**The request**
Everything in the listing should be restated word for word.

**Records provided**

■ ■ ■

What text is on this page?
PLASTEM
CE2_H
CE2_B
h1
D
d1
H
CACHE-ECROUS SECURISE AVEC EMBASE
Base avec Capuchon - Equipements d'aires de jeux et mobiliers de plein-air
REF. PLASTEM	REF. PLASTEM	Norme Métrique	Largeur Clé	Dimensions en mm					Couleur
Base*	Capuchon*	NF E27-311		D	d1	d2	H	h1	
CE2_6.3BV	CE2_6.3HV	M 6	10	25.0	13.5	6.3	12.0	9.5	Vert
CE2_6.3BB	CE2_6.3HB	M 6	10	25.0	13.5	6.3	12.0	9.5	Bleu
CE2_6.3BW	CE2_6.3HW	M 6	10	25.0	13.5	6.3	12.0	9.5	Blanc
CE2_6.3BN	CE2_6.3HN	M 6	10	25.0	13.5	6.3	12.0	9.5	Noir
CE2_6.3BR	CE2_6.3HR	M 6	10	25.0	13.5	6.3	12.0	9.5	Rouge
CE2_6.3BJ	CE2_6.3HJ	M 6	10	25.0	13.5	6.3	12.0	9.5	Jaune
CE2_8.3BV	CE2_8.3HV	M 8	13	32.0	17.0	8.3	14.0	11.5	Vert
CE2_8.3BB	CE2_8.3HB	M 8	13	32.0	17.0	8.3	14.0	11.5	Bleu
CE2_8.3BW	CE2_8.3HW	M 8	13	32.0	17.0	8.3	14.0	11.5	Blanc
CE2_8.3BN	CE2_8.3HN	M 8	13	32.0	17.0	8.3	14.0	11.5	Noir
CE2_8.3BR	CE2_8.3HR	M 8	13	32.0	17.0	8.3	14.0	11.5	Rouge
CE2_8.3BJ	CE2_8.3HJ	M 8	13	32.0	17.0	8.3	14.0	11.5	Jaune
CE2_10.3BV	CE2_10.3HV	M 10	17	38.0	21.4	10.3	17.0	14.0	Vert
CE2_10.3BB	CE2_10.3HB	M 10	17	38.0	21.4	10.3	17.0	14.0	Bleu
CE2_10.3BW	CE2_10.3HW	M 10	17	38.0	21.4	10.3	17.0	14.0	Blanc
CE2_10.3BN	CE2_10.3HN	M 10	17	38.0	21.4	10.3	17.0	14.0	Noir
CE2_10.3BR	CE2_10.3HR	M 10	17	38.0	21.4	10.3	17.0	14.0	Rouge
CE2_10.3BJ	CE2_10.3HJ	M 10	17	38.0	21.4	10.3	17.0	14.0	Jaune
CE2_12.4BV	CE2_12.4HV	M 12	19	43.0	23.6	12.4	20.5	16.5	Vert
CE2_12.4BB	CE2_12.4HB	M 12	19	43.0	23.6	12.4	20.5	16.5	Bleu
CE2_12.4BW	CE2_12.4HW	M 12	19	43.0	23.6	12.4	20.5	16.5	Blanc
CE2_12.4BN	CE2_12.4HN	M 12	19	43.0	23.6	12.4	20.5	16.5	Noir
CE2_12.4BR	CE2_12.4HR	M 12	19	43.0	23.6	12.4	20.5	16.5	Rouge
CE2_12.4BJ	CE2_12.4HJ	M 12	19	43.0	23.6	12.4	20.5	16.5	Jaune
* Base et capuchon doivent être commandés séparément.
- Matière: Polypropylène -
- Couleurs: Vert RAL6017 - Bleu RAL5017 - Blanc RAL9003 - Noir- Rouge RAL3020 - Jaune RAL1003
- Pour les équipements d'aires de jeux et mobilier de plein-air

■ ■ ■

**Answer to this task**
What text is on this page?
PLASTEM
CE2_H
CE2_B
h1
D
d1
H
CACHE-ECROUS SECURISE AVEC EMBASE
Base avec Capuchon - Equipements d'aires de jeux et mobiliers de plein-air
REF. PLASTEM	REF. PLASTEM	Norme Métrique	Largeur Clé	Dimensions en mm					Couleur
Base*	Capuchon*	NF E27-311		D	d1	d2	H	h1	
CE2_6.3BV	CE2_6.3HV	M 6	10	25.0	13.5	6.3	12.0	9.5	Vert
CE2_6.3BB	CE2_6.3HB	M 6	10	25.0	13.5	6.3	12.0	9.5	Bleu
CE2_6.3BW	CE2_6.3HW	M 6	10	25.0	13.5	6.3	12.0	9.5	Blanc
CE2_6.3BN	CE2_6.3HN	M 6	10	25.0	13.5	6.3	12.0	9.5	Noir
CE2_6.3BR	CE2_6.3HR	M 6	10	25.0	13.5	6.3	12.0	9.5	Rouge
CE2_6.3BJ	CE2_6.3HJ	M 6	10	25.0	13.5	6.3	12.0	9.5	Jaune
CE2_8.3BV	CE2_8.3HV	M 8	13	32.0	17.0	8.3	14.0	11.5	Vert
CE2_8.3BB	CE2_8.3HB	M 8	13	32.0	17.0	8.3	14.0	11.5	Bleu
CE2_8.3BW	CE2_8.3HW	M 8	13	32.0	17.0	8.3	14.0	11.5	Blanc
CE2_8.3BN	CE2_8.3HN	M 8	13	32.0	17.0	8.3	14.0	11.5	Noir
CE2_8.3BR	CE2_8.3HR	M 8	13	32.0	17.0	8.3	14.0	11.5	Rouge
CE2_8.3BJ	CE2_8.3HJ	M 8	13	32.0	17.0	8.3	14.0	11.5	Jaune
CE2_10.3BV	CE2_10.3HV	M 10	17	38.0	21.4	10.3	17.0	14.0	Vert
CE2_10.3BB	CE2_10.3HB	M 10	17	38.0	21.4	10.3	17.0	14.0	Bleu
CE2_10.3BW	CE2_10.3HW	M 10	17	38.0	21.4	10.3	17.0	14.0	Blanc
CE2_10.3BN	CE2_10.3HN	M 10	17	38.0	21.4	10.3	17.0	14.0	Noir
CE2_10.3BR	CE2_10.3HR	M 10	17	38.0	21.4	10.3	17.0	14.0	Rouge
CE2_10.3BJ	CE2_10.3HJ	M 10	17	38.0	21.4	10.3	17.0	14.0	Jaune
CE2_12.4BV	CE2_12.4HV	M 12	19	43.0	23.6	12.4	20.5	16.5	Vert
CE2_12.4BB	CE2_12.4HB	M 12	19	43.0	23.6	12.4	20.5	16.5	Bleu
CE2_12.4BW	CE2_12.4HW	M 12	19	43.0	23.6	12.4	20.5	16.5	Blanc
CE2_12.4BN	CE2_12.4HN	M 12	19	43.0	23.6	12.4	20.5	16.5	Noir
CE2_12.4BR	CE2_12.4HR	M 12	19	43.0	23.6	12.4	20.5	16.5	Rouge
CE2_12.4BJ	CE2_12.4HJ	M 12	19	43.0	23.6	12.4	20.5	16.5	Jaune
* Base et capuchon doivent être commandés séparément.
- Matière: Polypropylène -
- Couleurs: Vert RAL6017 - Bleu RAL5017 - Blanc RAL9003 - Noir- Rouge RAL3020 - Jaune RAL1003
- Pour les équipements d'aires de jeux et mobilier de plein-air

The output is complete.